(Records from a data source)
┄┄┄┄┄┄

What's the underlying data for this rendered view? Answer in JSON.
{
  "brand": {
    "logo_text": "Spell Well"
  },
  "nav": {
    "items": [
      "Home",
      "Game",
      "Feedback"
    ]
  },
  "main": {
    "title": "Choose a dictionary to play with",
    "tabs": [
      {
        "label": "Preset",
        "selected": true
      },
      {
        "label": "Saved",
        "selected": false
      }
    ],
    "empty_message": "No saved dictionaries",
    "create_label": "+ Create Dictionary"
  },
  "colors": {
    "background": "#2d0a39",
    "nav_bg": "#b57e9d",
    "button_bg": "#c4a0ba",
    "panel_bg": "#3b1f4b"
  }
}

┄┄┄┄┄┄

Work to complete:
Output the records verbatim, from the first line to the last.

Finished answer:
What's the underlying data for this rendered view? Answer in JSON.
{
  "brand": {
    "logo_text": "Spell Well"
  },
  "nav": {
    "items": [
      "Home",
      "Game",
      "Feedback"
    ]
  },
  "main": {
    "title": "Choose a dictionary to play with",
    "tabs": [
      {
        "label": "Preset",
        "selected": true
      },
      {
        "label": "Saved",
        "selected": false
      }
    ],
    "empty_message": "No saved dictionaries",
    "create_label": "+ Create Dictionary"
  },
  "colors": {
    "background": "#2d0a39",
    "nav_bg": "#b57e9d",
    "button_bg": "#c4a0ba",
    "panel_bg": "#3b1f4b"
  }
}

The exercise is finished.